* _What is needed_
Where a line of the material contains the string "this", copy that line.

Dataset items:

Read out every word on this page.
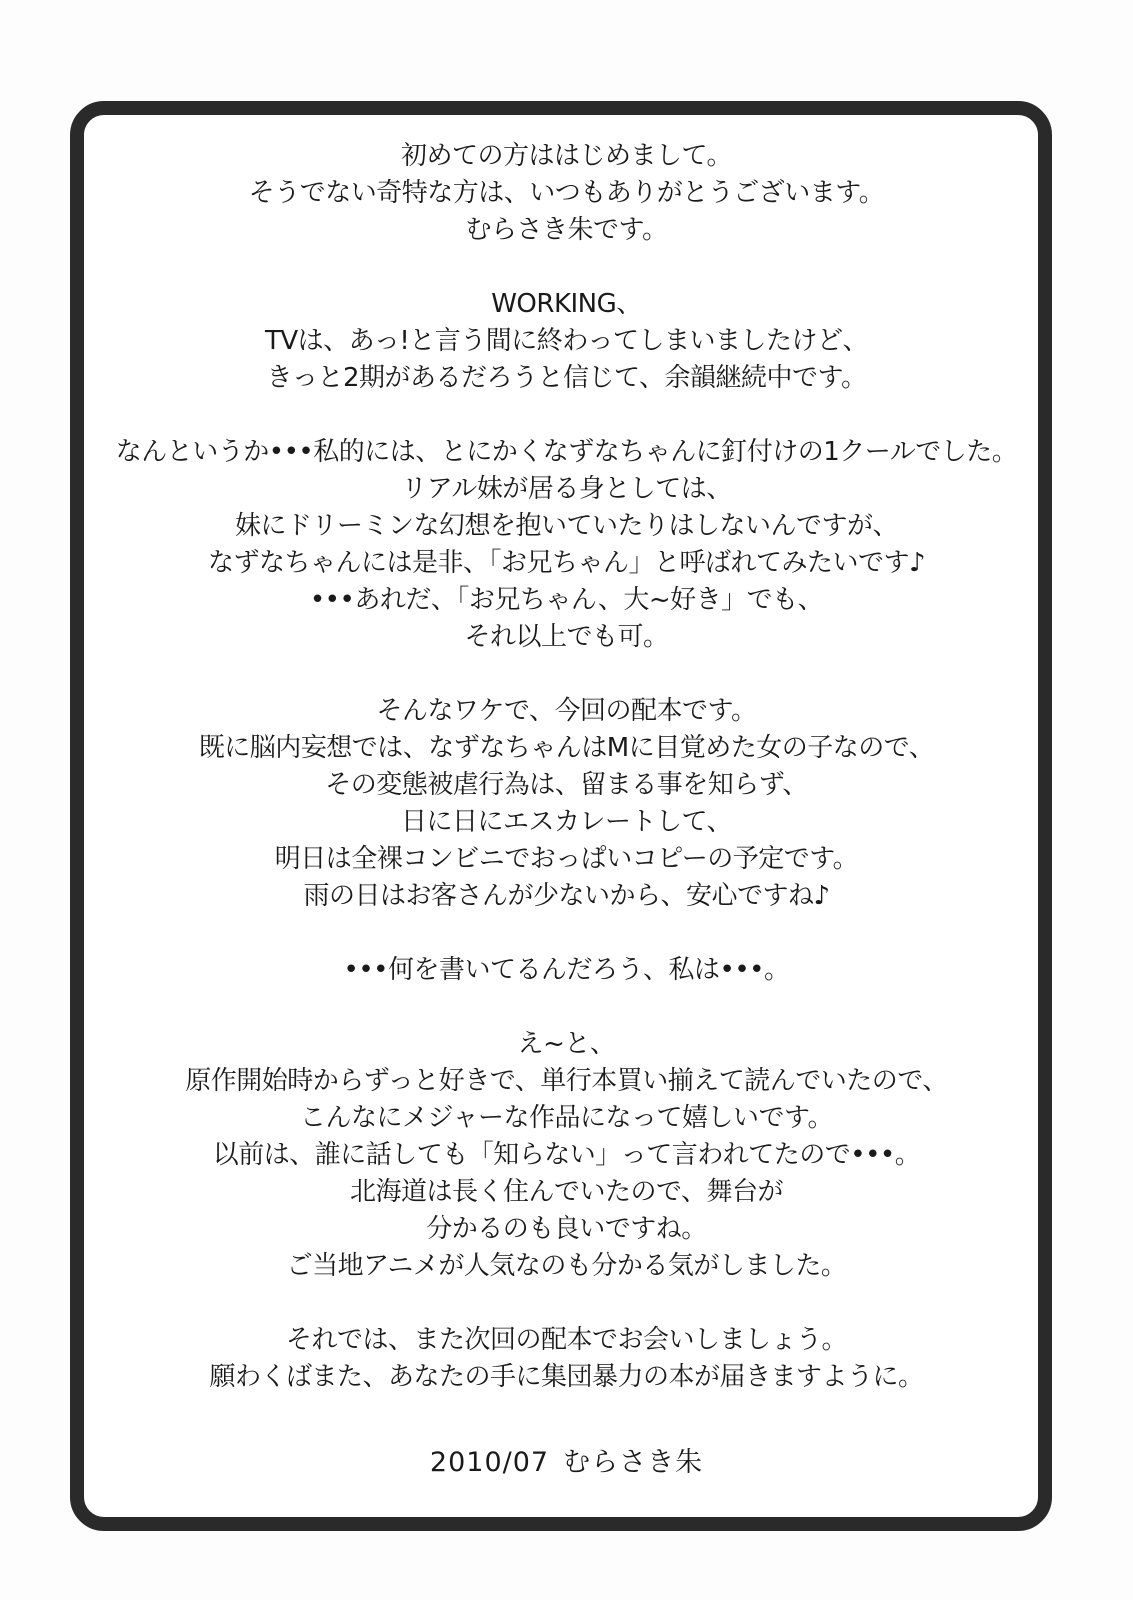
初めての方ははじめまして。
そうでない奇特な方は、いつもありがとうございます。
むらさき朱です。
WORKING、
TVは、あっ!と言う間に終わってしまいましたけど、
きっと2期があるだろうと信じて、余韻継続中です。
なんというか•••私的には、とにかくなずなちゃんに釘付けの1クールでした。
リアル妹が居る身としては、
妹にドリーミンな幻想を抱いていたりはしないんですが、
なずなちゃんには是非、「お兄ちゃん」と呼ばれてみたいです♪
•••あれだ、「お兄ちゃん、大~好き」でも、
それ以上でも可。
そんなワケで、今回の配本です。
既に脳内妄想では、なずなちゃんはMに目覚めた女の子なので、
その変態被虐行為は、留まる事を知らず、
日に日にエスカレートして、
明日は全裸コンビニでおっぱいコピーの予定です。
雨の日はお客さんが少ないから、安心ですね♪
•••何を書いてるんだろう、私は•••。
え~と、
原作開始時からずっと好きで、単行本買い揃えて読んでいたので、
こんなにメジャーな作品になって嬉しいです。
以前は、誰に話しても「知らない」って言われてたので•••。
北海道は長く住んでいたので、舞台が
分かるのも良いですね。
ご当地アニメが人気なのも分かる気がしました。
それでは、また次回の配本でお会いしましょう。
願わくばまた、あなたの手に集団暴力の本が届きますように。
2010/07 むらさき朱
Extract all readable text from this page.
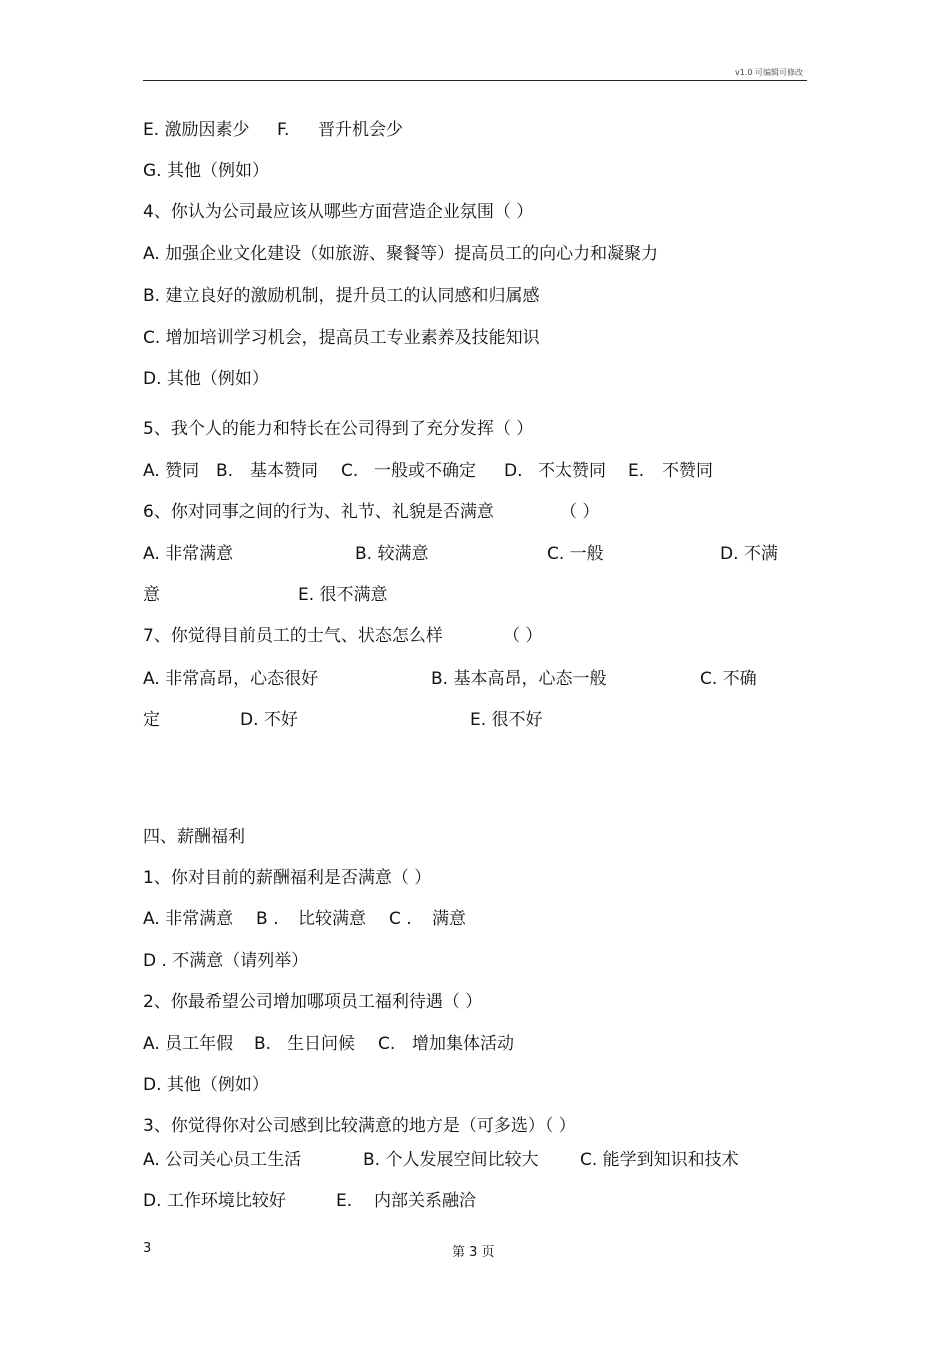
v1.0 可编辑可修改
E. 激励因素少 F. 晋升机会少
G. 其他（例如）
4、你认为公司最应该从哪些方面营造企业氛围（ ）
A. 加强企业文化建设（如旅游、聚餐等）提高员工的向心力和凝聚力
B. 建立良好的激励机制，提升员工的认同感和归属感
C. 增加培训学习机会，提高员工专业素养及技能知识
D. 其他（例如）
5、我个人的能力和特长在公司得到了充分发挥（ ）
A. 赞同 B. 基本赞同 C. 一般或不确定 D. 不太赞同 E. 不赞同
6、你对同事之间的行为、礼节、礼貌是否满意	（ ）
A. 非常满意	B. 较满意	C. 一般	D. 不满
意	E. 很不满意
7、你觉得目前员工的士气、状态怎么样	（ ）
A. 非常高昂，心态很好	B. 基本高昂，心态一般	C. 不确
定	D. 不好	E. 很不好
四、薪酬福利
1、你对目前的薪酬福利是否满意（ ）
A. 非常满意 B . 比较满意 C . 满意
D . 不满意（请列举）
2、你最希望公司增加哪项员工福利待遇（ ）
A. 员工年假 B. 生日问候 C. 增加集体活动
D. 其他（例如）
3、你觉得你对公司感到比较满意的地方是（可多选）（ ）
A. 公司关心员工生活	B. 个人发展空间比较大 C. 能学到知识和技术
D. 工作环境比较好	E. 内部关系融洽
3	第 3 页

* _Worked solution_
Read out every word on this page.
Extract all readable text from this page.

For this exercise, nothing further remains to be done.